* BEGIN Supplied records *
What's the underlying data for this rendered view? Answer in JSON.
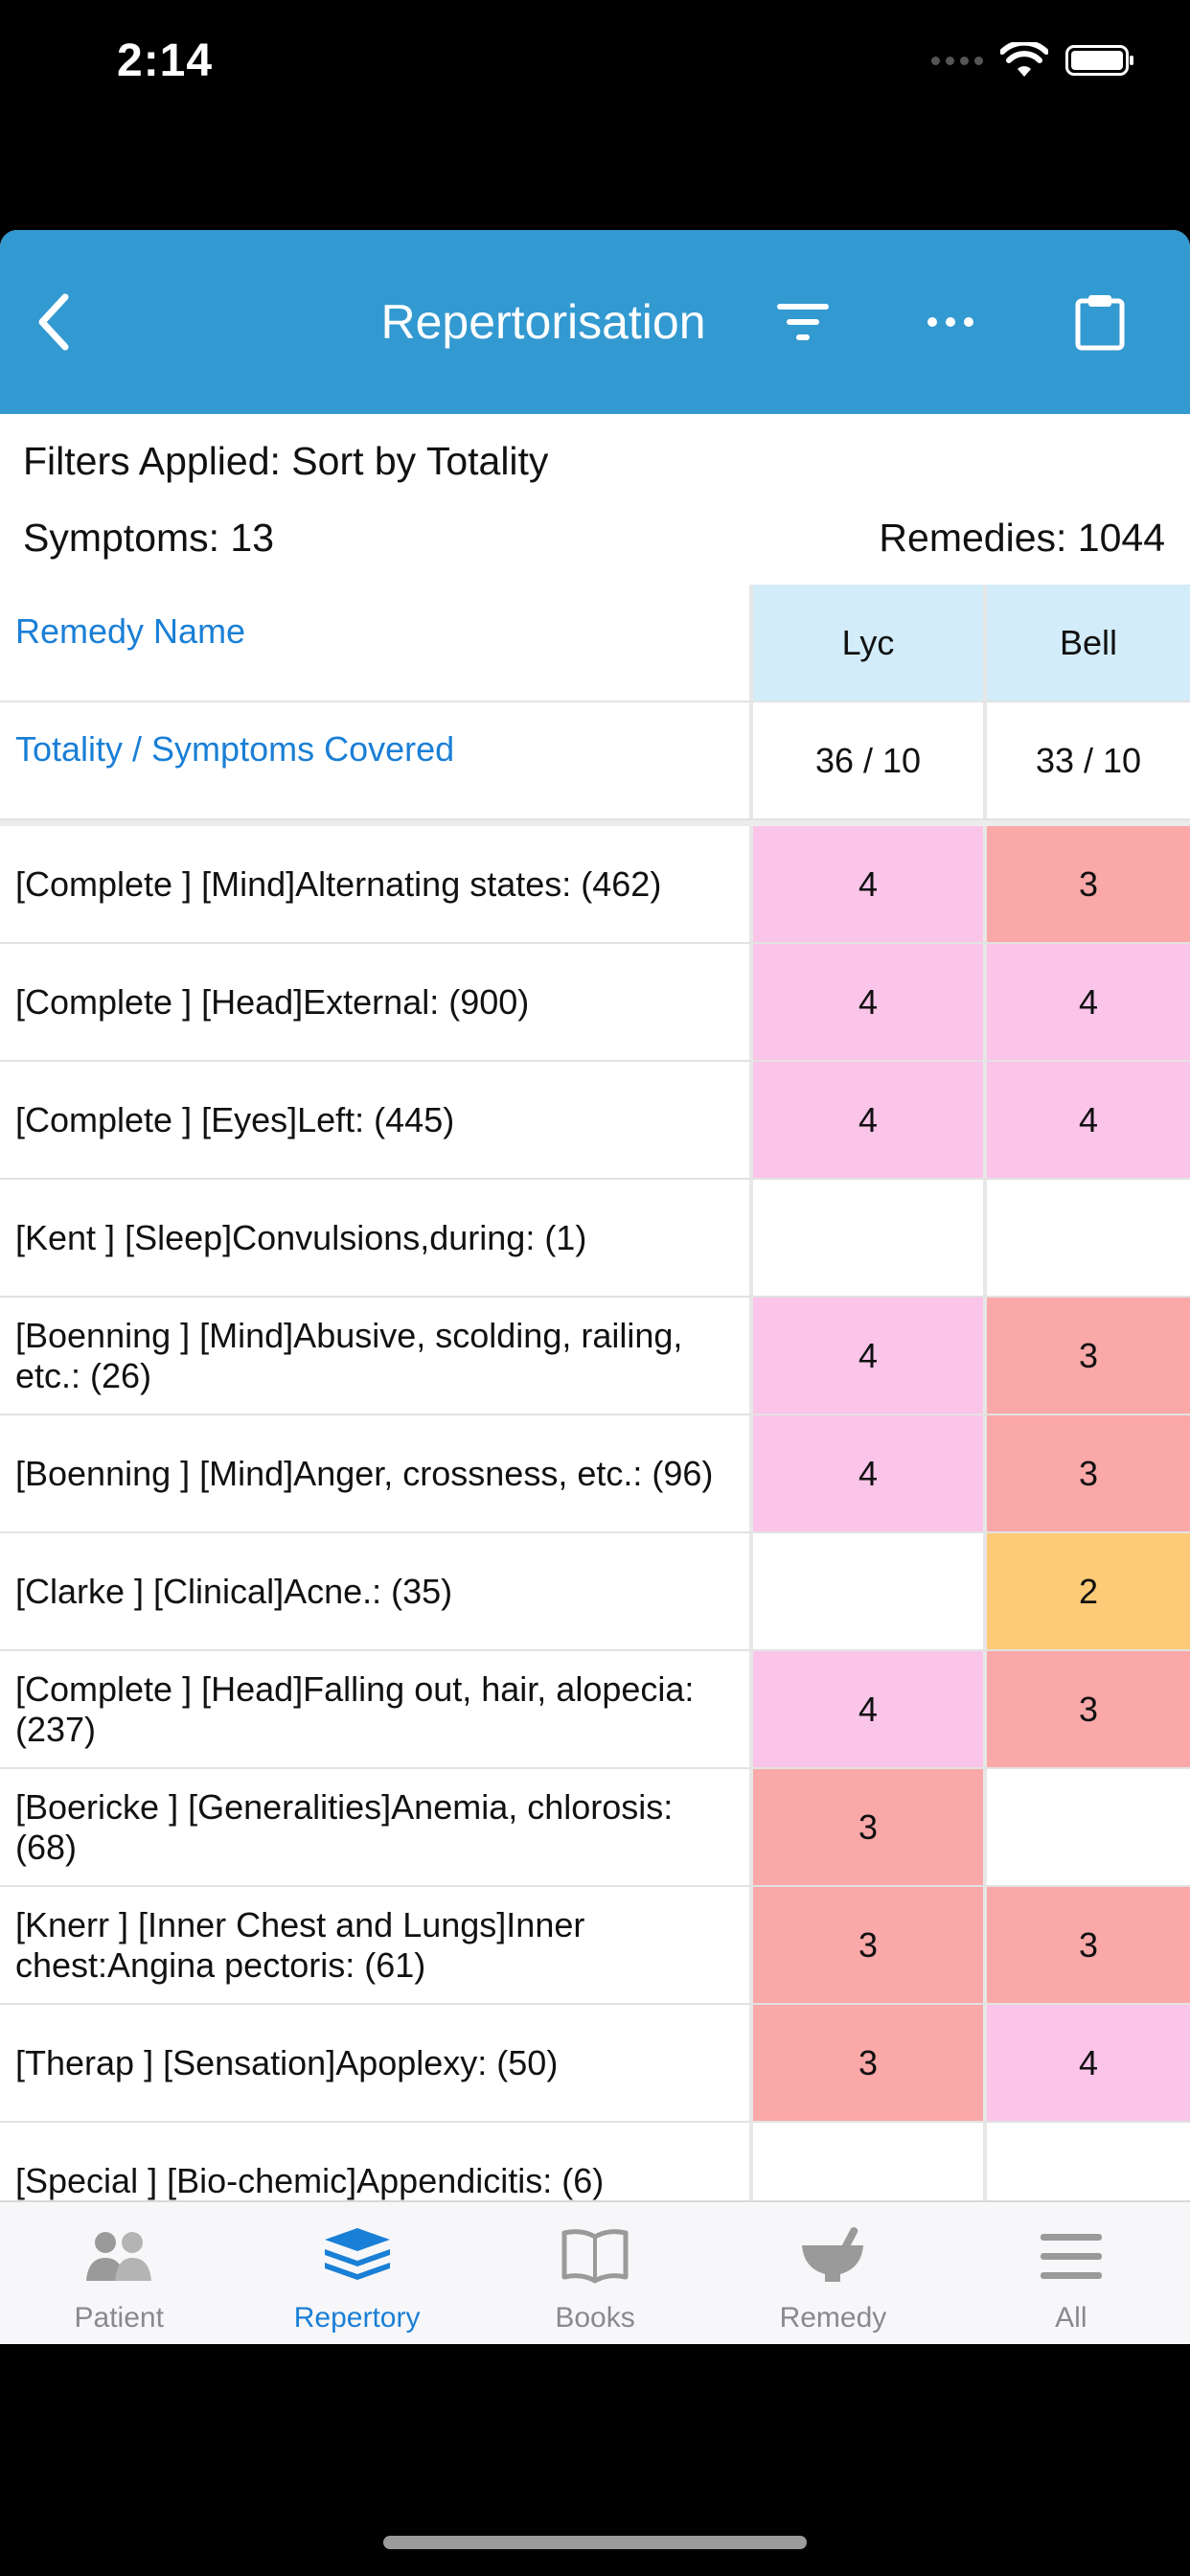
{
  "status_bar": {
    "time": "2:14"
  },
  "header": {
    "title": "Repertorisation"
  },
  "info": {
    "filters_text": "Filters Applied:  Sort by Totality",
    "symptoms_text": "Symptoms:  13",
    "remedies_text": "Remedies:  1044"
  },
  "table": {
    "remedy_name_label": "Remedy Name",
    "totality_label": "Totality / Symptoms Covered",
    "remedies": [
      {
        "name": "Lyc",
        "totality": "36 / 10"
      },
      {
        "name": "Bell",
        "totality": "33 / 10"
      }
    ],
    "rows": [
      {
        "label": "[Complete ] [Mind]Alternating states: (462)",
        "values": [
          "4",
          "3"
        ]
      },
      {
        "label": "[Complete ] [Head]External: (900)",
        "values": [
          "4",
          "4"
        ]
      },
      {
        "label": "[Complete ] [Eyes]Left: (445)",
        "values": [
          "4",
          "4"
        ]
      },
      {
        "label": "[Kent ] [Sleep]Convulsions,during: (1)",
        "values": [
          "",
          ""
        ]
      },
      {
        "label": "[Boenning ] [Mind]Abusive, scolding, railing, etc.: (26)",
        "values": [
          "4",
          "3"
        ]
      },
      {
        "label": "[Boenning ] [Mind]Anger, crossness, etc.: (96)",
        "values": [
          "4",
          "3"
        ]
      },
      {
        "label": "[Clarke ] [Clinical]Acne.: (35)",
        "values": [
          "",
          "2"
        ]
      },
      {
        "label": "[Complete ] [Head]Falling out, hair, alopecia: (237)",
        "values": [
          "4",
          "3"
        ]
      },
      {
        "label": "[Boericke ] [Generalities]Anemia, chlorosis: (68)",
        "values": [
          "3",
          ""
        ]
      },
      {
        "label": "[Knerr ] [Inner Chest and Lungs]Inner chest:Angina pectoris: (61)",
        "values": [
          "3",
          "3"
        ]
      },
      {
        "label": "[Therap ] [Sensation]Apoplexy: (50)",
        "values": [
          "3",
          "4"
        ]
      },
      {
        "label": "[Special ] [Bio-chemic]Appendicitis: (6)",
        "values": [
          "",
          ""
        ]
      }
    ]
  },
  "grade_colors": {
    "4": "#fbc4e9",
    "3": "#fba8a8",
    "2": "#fdcb77"
  },
  "header_cell_color": "#d3ecfa",
  "accent_color": "#3399d1",
  "tabs": [
    {
      "label": "Patient",
      "icon": "patient-icon"
    },
    {
      "label": "Repertory",
      "icon": "repertory-icon",
      "active": true
    },
    {
      "label": "Books",
      "icon": "books-icon"
    },
    {
      "label": "Remedy",
      "icon": "remedy-icon"
    },
    {
      "label": "All",
      "icon": "menu-icon"
    }
  ]
}
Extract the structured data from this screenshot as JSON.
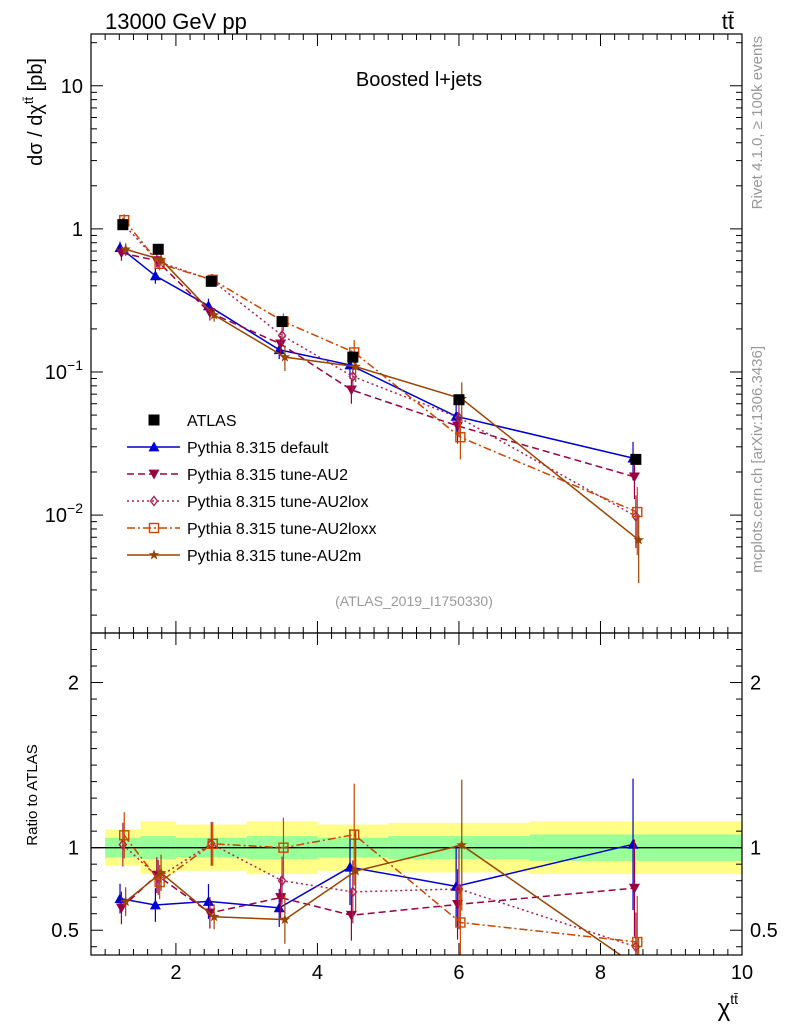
{
  "header": {
    "left": "13000 GeV pp",
    "right": "tt̄"
  },
  "side_text": {
    "top": "Rivet 4.1.0, ≥ 100k events",
    "bottom": "mcplots.cern.ch [arXiv:1306.3436]"
  },
  "chart_data": {
    "type": "scatter",
    "title": "Boosted l+jets",
    "analysis_id": "(ATLAS_2019_I1750330)",
    "ylabel": "dσ / dχ^tt̄ [pb]",
    "xlabel": "χ^tt̄",
    "ratio_ylabel": "Ratio to ATLAS",
    "xlim": [
      0.8,
      10
    ],
    "ylim_main": [
      0.0015,
      23
    ],
    "ylim_ratio": [
      0.35,
      2.3
    ],
    "x_ticks": [
      "2",
      "4",
      "6",
      "8",
      "10"
    ],
    "y_ticks_main": [
      {
        "v": 0.01,
        "label": "10^-2"
      },
      {
        "v": 0.1,
        "label": "10^-1"
      },
      {
        "v": 1,
        "label": "1"
      },
      {
        "v": 10,
        "label": "10"
      }
    ],
    "y_ticks_ratio": [
      {
        "v": 0.5,
        "label": "0.5"
      },
      {
        "v": 1,
        "label": "1"
      },
      {
        "v": 2,
        "label": "2"
      }
    ],
    "x": [
      1.25,
      1.75,
      2.5,
      3.5,
      4.5,
      6.0,
      8.5
    ],
    "bins": [
      [
        1.0,
        1.5
      ],
      [
        1.5,
        2.0
      ],
      [
        2.0,
        3.0
      ],
      [
        3.0,
        4.0
      ],
      [
        4.0,
        5.0
      ],
      [
        5.0,
        7.0
      ],
      [
        7.0,
        10.0
      ]
    ],
    "band_inner": [
      0.06,
      0.07,
      0.06,
      0.07,
      0.06,
      0.07,
      0.08
    ],
    "band_outer": [
      0.11,
      0.16,
      0.14,
      0.16,
      0.14,
      0.15,
      0.16
    ],
    "data": {
      "name": "ATLAS",
      "values": [
        1.07,
        0.72,
        0.43,
        0.225,
        0.127,
        0.064,
        0.0245
      ]
    },
    "series": [
      {
        "name": "Pythia 8.315 default",
        "color": "#0000cc",
        "dash": "",
        "marker": "triangle-up",
        "values": [
          0.74,
          0.47,
          0.29,
          0.143,
          0.112,
          0.049,
          0.025
        ],
        "rel_err": [
          0.1,
          0.12,
          0.12,
          0.14,
          0.2,
          0.25,
          0.3
        ]
      },
      {
        "name": "Pythia 8.315 tune-AU2",
        "color": "#990044",
        "dash": "7,4",
        "marker": "triangle-down",
        "values": [
          0.68,
          0.6,
          0.26,
          0.157,
          0.075,
          0.042,
          0.0185
        ],
        "rel_err": [
          0.12,
          0.1,
          0.12,
          0.14,
          0.2,
          0.25,
          0.3
        ]
      },
      {
        "name": "Pythia 8.315 tune-AU2lox",
        "color": "#aa2255",
        "dash": "2,3",
        "marker": "diamond",
        "values": [
          1.09,
          0.59,
          0.44,
          0.18,
          0.093,
          0.048,
          0.0098
        ],
        "rel_err": [
          0.1,
          0.1,
          0.1,
          0.14,
          0.2,
          0.25,
          0.4
        ]
      },
      {
        "name": "Pythia 8.315 tune-AU2loxx",
        "color": "#cc4400",
        "dash": "8,3,2,3",
        "marker": "square-open",
        "values": [
          1.15,
          0.57,
          0.44,
          0.225,
          0.137,
          0.035,
          0.0105
        ],
        "rel_err": [
          0.1,
          0.1,
          0.1,
          0.14,
          0.22,
          0.3,
          0.5
        ]
      },
      {
        "name": "Pythia 8.315 tune-AU2m",
        "color": "#994400",
        "dash": "",
        "marker": "star",
        "values": [
          0.72,
          0.61,
          0.25,
          0.127,
          0.109,
          0.065,
          0.0067
        ],
        "rel_err": [
          0.1,
          0.1,
          0.1,
          0.2,
          0.22,
          0.3,
          0.5
        ]
      }
    ]
  }
}
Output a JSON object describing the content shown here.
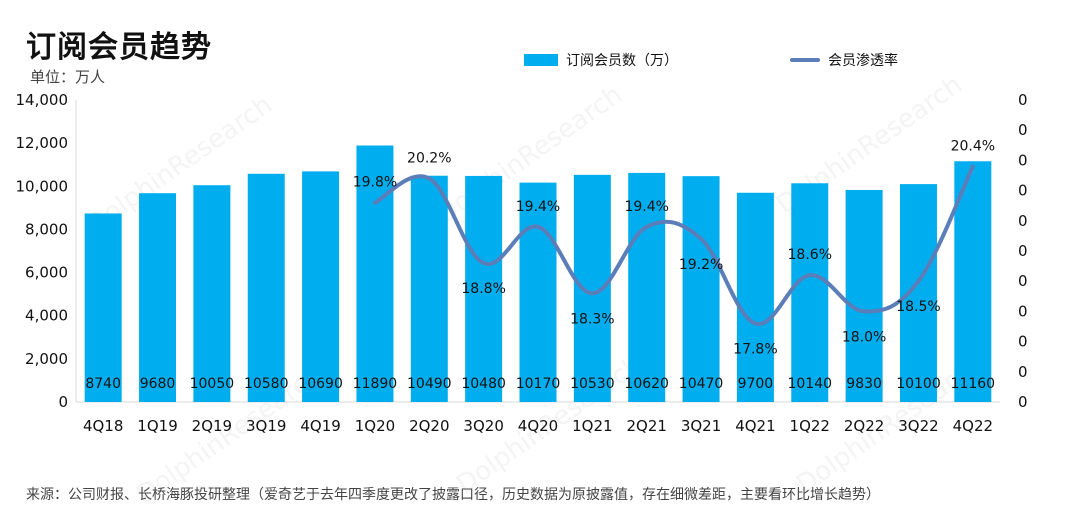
{
  "title": "订阅会员趋势",
  "unit_label": "单位：万人",
  "source_note": "来源：公司财报、长桥海豚投研整理（爱奇艺于去年四季度更改了披露口径，历史数据为原披露值，存在细微差距，主要看环比增长趋势）",
  "watermark": "DolphinResearch",
  "colors": {
    "bar": "#00AEEF",
    "line": "#5B7DB8",
    "text": "#111111"
  },
  "chart_data": {
    "type": "bar",
    "categories": [
      "4Q18",
      "1Q19",
      "2Q19",
      "3Q19",
      "4Q19",
      "1Q20",
      "2Q20",
      "3Q20",
      "4Q20",
      "1Q21",
      "2Q21",
      "3Q21",
      "4Q21",
      "1Q22",
      "2Q22",
      "3Q22",
      "4Q22"
    ],
    "series": [
      {
        "name": "订阅会员数（万）",
        "type": "bar",
        "axis": "left",
        "values": [
          8740,
          9680,
          10050,
          10580,
          10690,
          11890,
          10490,
          10480,
          10170,
          10530,
          10620,
          10470,
          9700,
          10140,
          9830,
          10100,
          11160
        ],
        "labels": [
          "8740",
          "9680",
          "10050",
          "10580",
          "10690",
          "11890",
          "10490",
          "10480",
          "10170",
          "10530",
          "10620",
          "10470",
          "9700",
          "10140",
          "9830",
          "10100",
          "11160"
        ]
      },
      {
        "name": "会员渗透率",
        "type": "line",
        "axis": "right",
        "values": [
          null,
          null,
          null,
          null,
          null,
          19.8,
          20.2,
          18.8,
          19.4,
          18.3,
          19.4,
          19.2,
          17.8,
          18.6,
          18.0,
          18.5,
          20.4
        ],
        "labels": [
          "",
          "",
          "",
          "",
          "",
          "19.8%",
          "20.2%",
          "18.8%",
          "19.4%",
          "18.3%",
          "19.4%",
          "19.2%",
          "17.8%",
          "18.6%",
          "18.0%",
          "18.5%",
          "20.4%"
        ]
      }
    ],
    "yticks_left": [
      "0",
      "2,000",
      "4,000",
      "6,000",
      "8,000",
      "10,000",
      "12,000",
      "14,000"
    ],
    "yticks_right": [
      "0",
      "0",
      "0",
      "0",
      "0",
      "0",
      "0",
      "0",
      "0",
      "0",
      "0"
    ],
    "ylim": [
      0,
      14000
    ],
    "y2lim": [
      16.5,
      21.5
    ],
    "grid": false,
    "legend_position": "top"
  }
}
* END Supplied records *
__What to produce__
Return each line in the records that holds the string "title".

__Solved problem__
    "title": "Repertorisation"
    "title": "Boosted l+jets",
  "title": "订阅会员趋势",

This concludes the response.